» STATED PROBLEM
Using the material below, work out how many lines contain the word "label". Reply with the number and nothing more.

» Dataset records

* * * * * * *

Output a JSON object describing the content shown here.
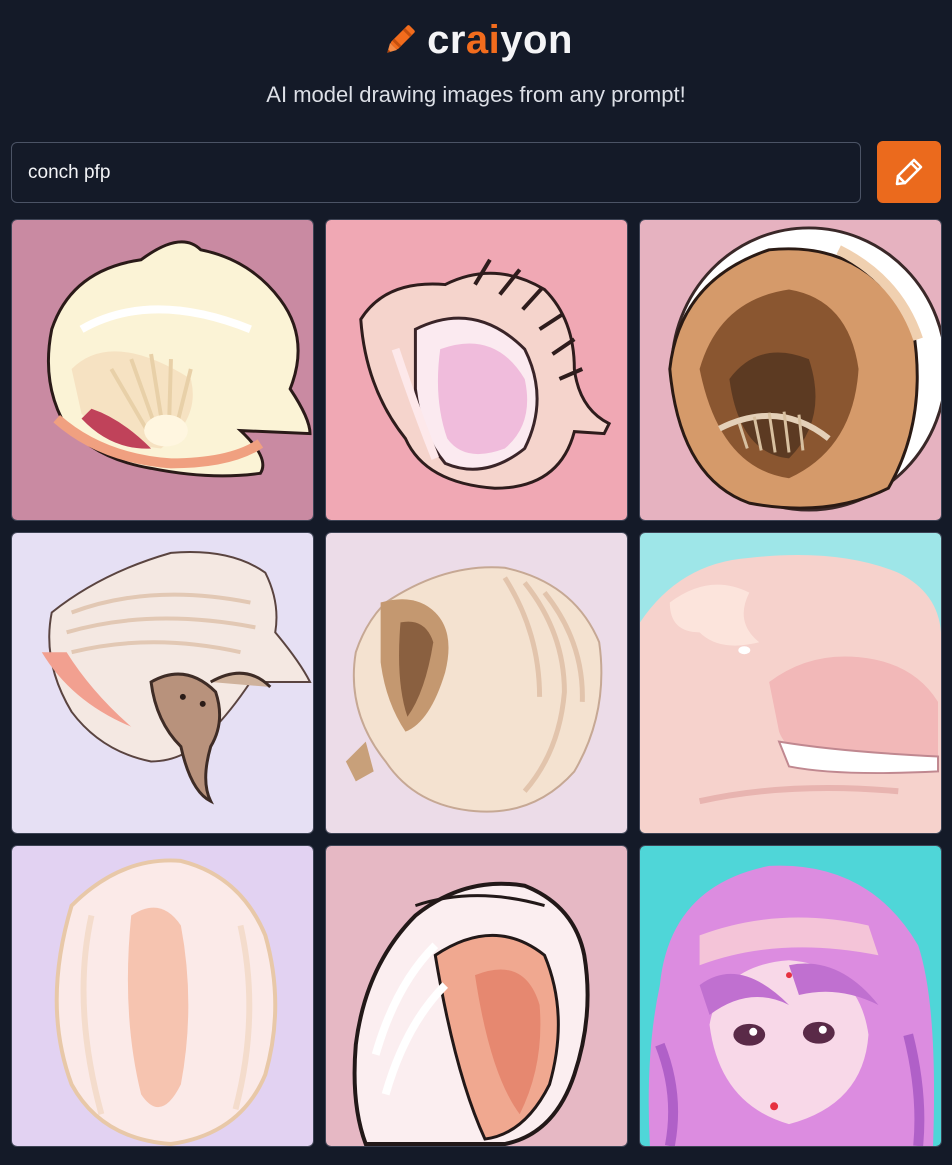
{
  "app": {
    "logo_prefix": "cr",
    "logo_accent": "ai",
    "logo_suffix": "yon",
    "logo_icon": "crayon-icon",
    "tagline": "AI model drawing images from any prompt!"
  },
  "prompt": {
    "value": "conch pfp",
    "submit_icon": "pencil-icon"
  },
  "colors": {
    "background": "#141a28",
    "accent": "#eb6a1d",
    "input_border": "#4b5365"
  },
  "results": [
    {
      "label": "generated-image-1",
      "bg": "#c98aa2"
    },
    {
      "label": "generated-image-2",
      "bg": "#f0a8b4"
    },
    {
      "label": "generated-image-3",
      "bg": "#e6b2c0"
    },
    {
      "label": "generated-image-4",
      "bg": "#e6e0f4"
    },
    {
      "label": "generated-image-5",
      "bg": "#ecdce8"
    },
    {
      "label": "generated-image-6",
      "bg": "#9ee6e8"
    },
    {
      "label": "generated-image-7",
      "bg": "#e2d2f2"
    },
    {
      "label": "generated-image-8",
      "bg": "#e6b8c4"
    },
    {
      "label": "generated-image-9",
      "bg": "#4fd6d8"
    }
  ]
}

* * * * * * *

» RESULT OF THE EXERCISE
9